Dataset records on visual material
== == ==
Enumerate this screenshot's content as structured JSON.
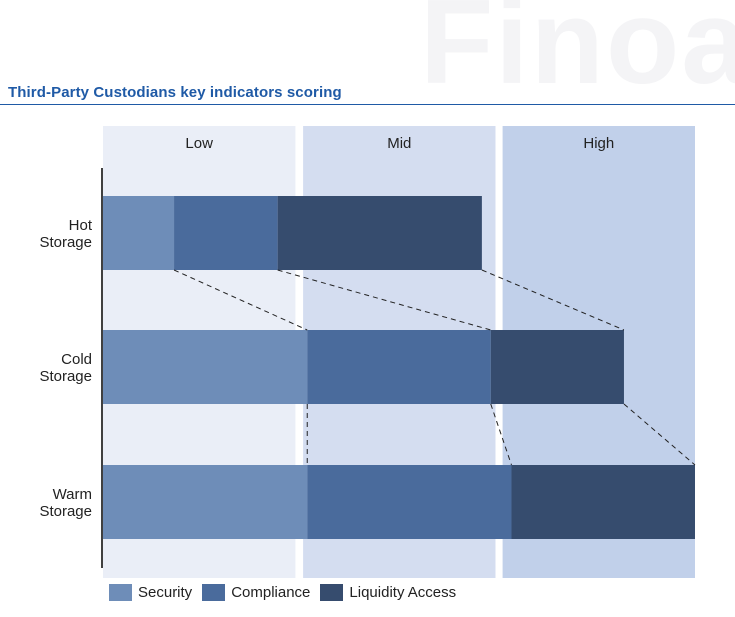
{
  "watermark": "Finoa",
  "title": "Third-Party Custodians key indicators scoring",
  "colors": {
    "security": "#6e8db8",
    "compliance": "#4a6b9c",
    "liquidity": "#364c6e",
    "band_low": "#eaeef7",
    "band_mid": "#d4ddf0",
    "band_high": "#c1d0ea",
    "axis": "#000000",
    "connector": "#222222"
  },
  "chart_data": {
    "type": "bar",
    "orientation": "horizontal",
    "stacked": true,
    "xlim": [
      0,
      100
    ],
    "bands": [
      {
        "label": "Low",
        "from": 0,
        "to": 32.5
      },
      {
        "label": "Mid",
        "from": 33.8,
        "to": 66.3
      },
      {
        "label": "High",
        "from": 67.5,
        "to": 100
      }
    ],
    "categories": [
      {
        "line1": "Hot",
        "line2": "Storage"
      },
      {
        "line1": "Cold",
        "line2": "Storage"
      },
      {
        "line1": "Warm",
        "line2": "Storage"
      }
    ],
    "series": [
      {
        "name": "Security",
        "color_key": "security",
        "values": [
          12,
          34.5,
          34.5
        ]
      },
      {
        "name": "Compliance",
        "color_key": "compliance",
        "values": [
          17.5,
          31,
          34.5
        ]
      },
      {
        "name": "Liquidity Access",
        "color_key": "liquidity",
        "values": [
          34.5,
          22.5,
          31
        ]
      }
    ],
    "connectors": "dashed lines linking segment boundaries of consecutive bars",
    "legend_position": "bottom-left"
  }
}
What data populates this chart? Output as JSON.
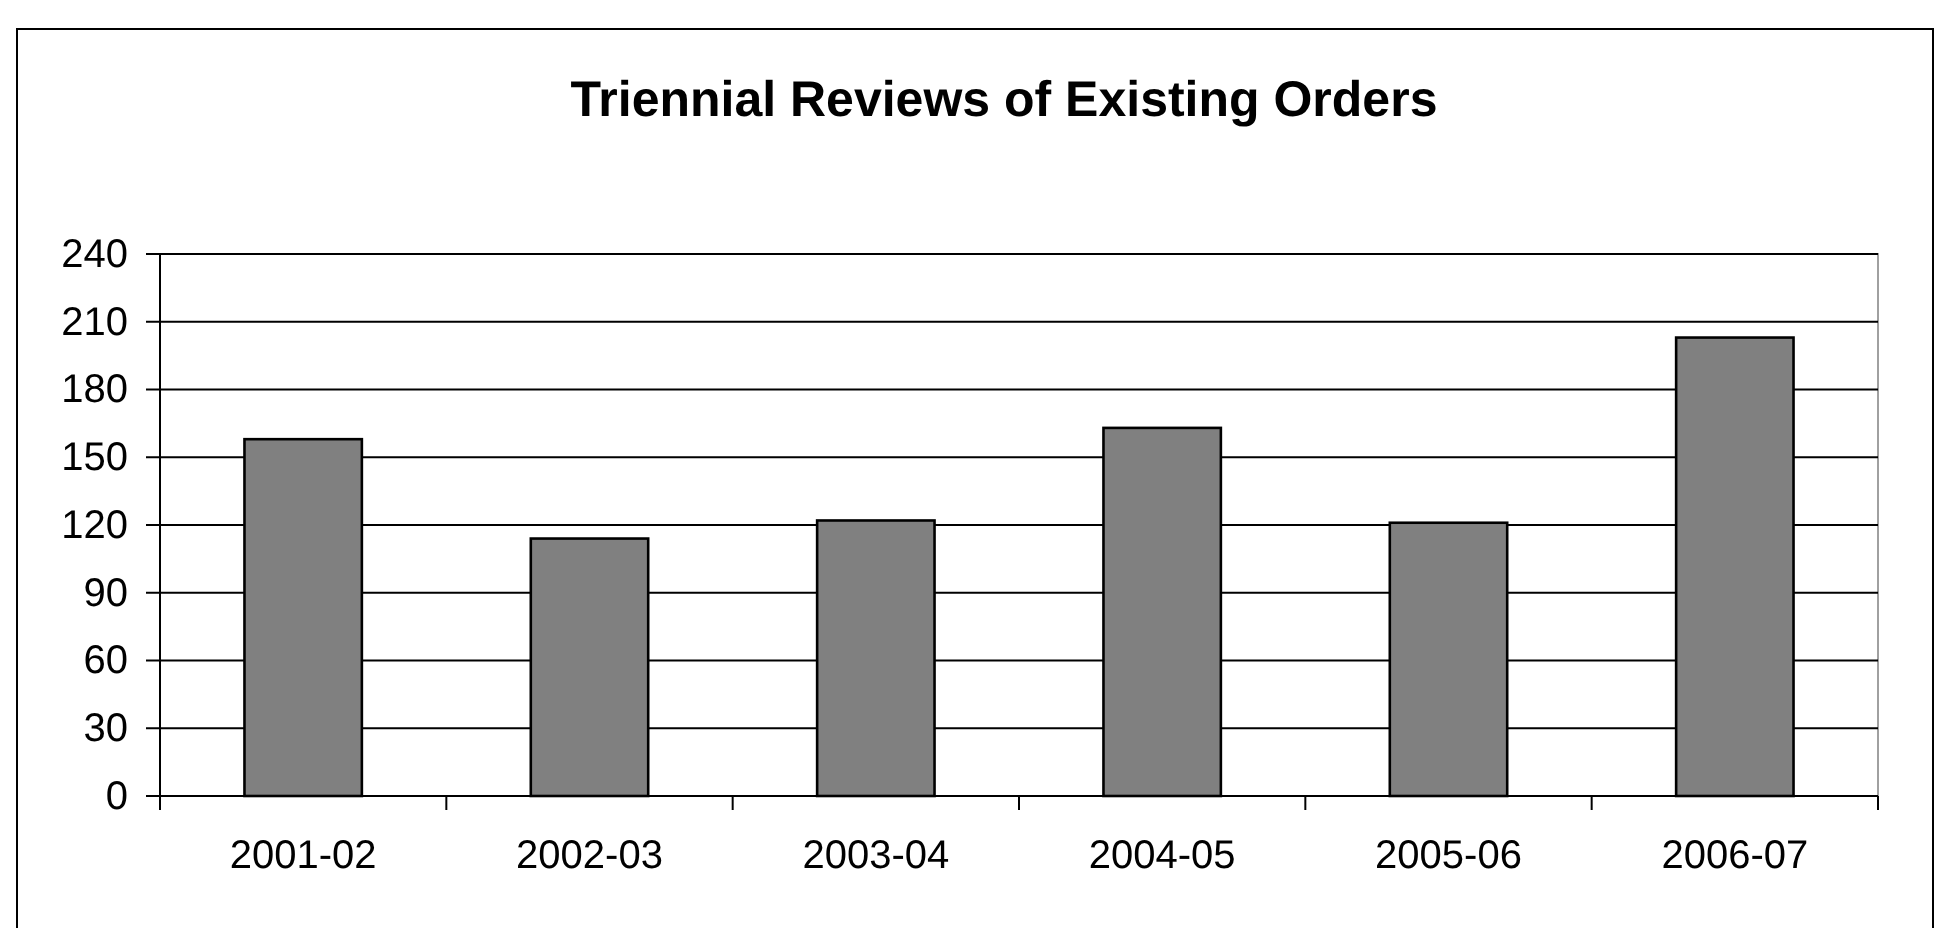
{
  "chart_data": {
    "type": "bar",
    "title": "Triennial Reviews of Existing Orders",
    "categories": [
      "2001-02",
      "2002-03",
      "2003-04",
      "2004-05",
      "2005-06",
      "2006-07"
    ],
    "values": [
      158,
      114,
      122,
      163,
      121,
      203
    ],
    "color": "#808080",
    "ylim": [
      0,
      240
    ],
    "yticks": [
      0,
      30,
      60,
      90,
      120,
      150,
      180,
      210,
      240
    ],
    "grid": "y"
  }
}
== == ==
# Given instruction
Scan the listing above. Gather each line that contains the word "JSON".

# Correct response
Enumerate this screenshot's content as structured JSON.
What data populates this chart? Output as JSON.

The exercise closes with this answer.